* _INSTRUCTIONS TO FOLLOW_
From the listing that follows, output everything exactly except the pictures.

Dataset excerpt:

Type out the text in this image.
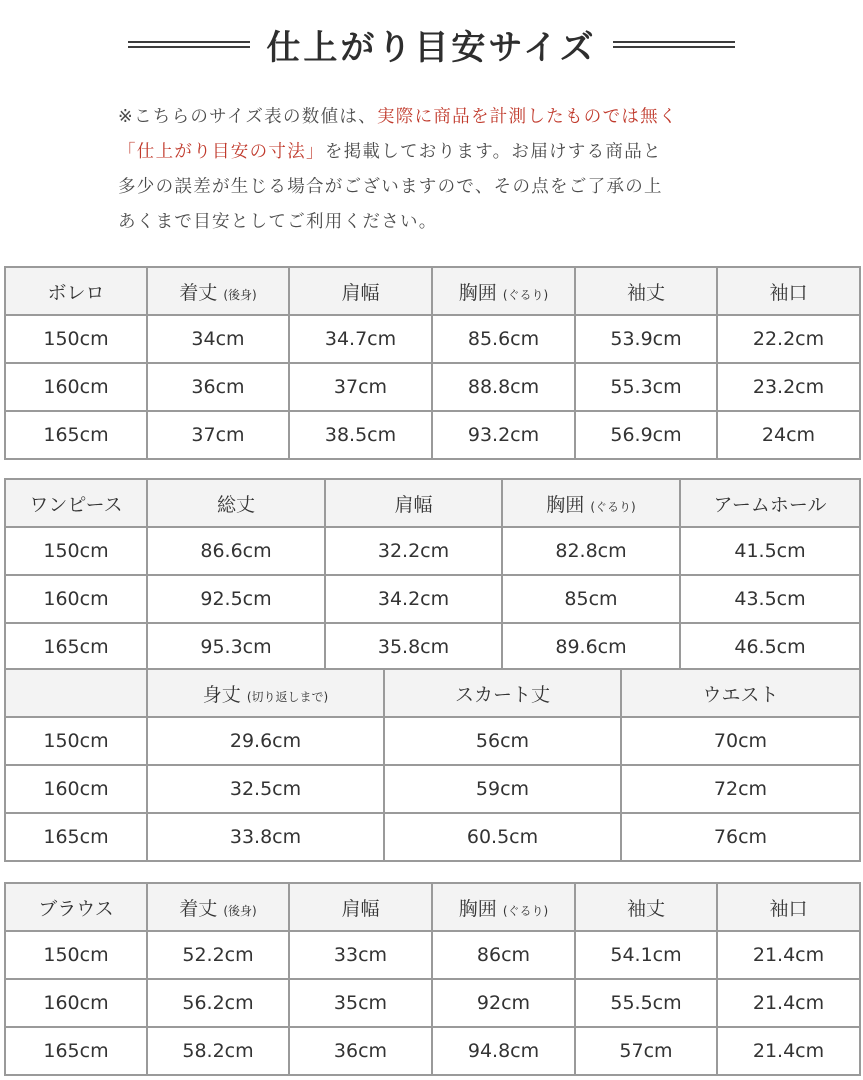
仕上がり目安サイズ

※こちらのサイズ表の数値は、実際に商品を計測したものでは無く

「仕上がり目安の寸法」を掲載しております。お届けする商品と

多少の誤差が生じる場合がございますので、その点をご了承の上

あくまで目安としてご利用ください。

ボレロ	着丈 (後身)	肩幅	胸囲 (ぐるり)	袖丈	袖口
150cm	34cm	34.7cm	85.6cm	53.9cm	22.2cm
160cm	36cm	37cm	88.8cm	55.3cm	23.2cm
165cm	37cm	38.5cm	93.2cm	56.9cm	24cm
ワンピース	総丈	肩幅	胸囲 (ぐるり)	アームホール
150cm	86.6cm	32.2cm	82.8cm	41.5cm
160cm	92.5cm	34.2cm	85cm	43.5cm
165cm	95.3cm	35.8cm	89.6cm	46.5cm
	身丈 (切り返しまで)	スカート丈	ウエスト
150cm	29.6cm	56cm	70cm
160cm	32.5cm	59cm	72cm
165cm	33.8cm	60.5cm	76cm
ブラウス	着丈 (後身)	肩幅	胸囲 (ぐるり)	袖丈	袖口
150cm	52.2cm	33cm	86cm	54.1cm	21.4cm
160cm	56.2cm	35cm	92cm	55.5cm	21.4cm
165cm	58.2cm	36cm	94.8cm	57cm	21.4cm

* _RESPONSE FOR THIS EXERCISE_
Type out the text in this image.
仕上がり目安サイズ

※こちらのサイズ表の数値は、実際に商品を計測したものでは無く

「仕上がり目安の寸法」を掲載しております。お届けする商品と

多少の誤差が生じる場合がございますので、その点をご了承の上

あくまで目安としてご利用ください。

ボレロ	着丈 (後身)	肩幅	胸囲 (ぐるり)	袖丈	袖口
150cm	34cm	34.7cm	85.6cm	53.9cm	22.2cm
160cm	36cm	37cm	88.8cm	55.3cm	23.2cm
165cm	37cm	38.5cm	93.2cm	56.9cm	24cm
ワンピース	総丈	肩幅	胸囲 (ぐるり)	アームホール
150cm	86.6cm	32.2cm	82.8cm	41.5cm
160cm	92.5cm	34.2cm	85cm	43.5cm
165cm	95.3cm	35.8cm	89.6cm	46.5cm
	身丈 (切り返しまで)	スカート丈	ウエスト
150cm	29.6cm	56cm	70cm
160cm	32.5cm	59cm	72cm
165cm	33.8cm	60.5cm	76cm
ブラウス	着丈 (後身)	肩幅	胸囲 (ぐるり)	袖丈	袖口
150cm	52.2cm	33cm	86cm	54.1cm	21.4cm
160cm	56.2cm	35cm	92cm	55.5cm	21.4cm
165cm	58.2cm	36cm	94.8cm	57cm	21.4cm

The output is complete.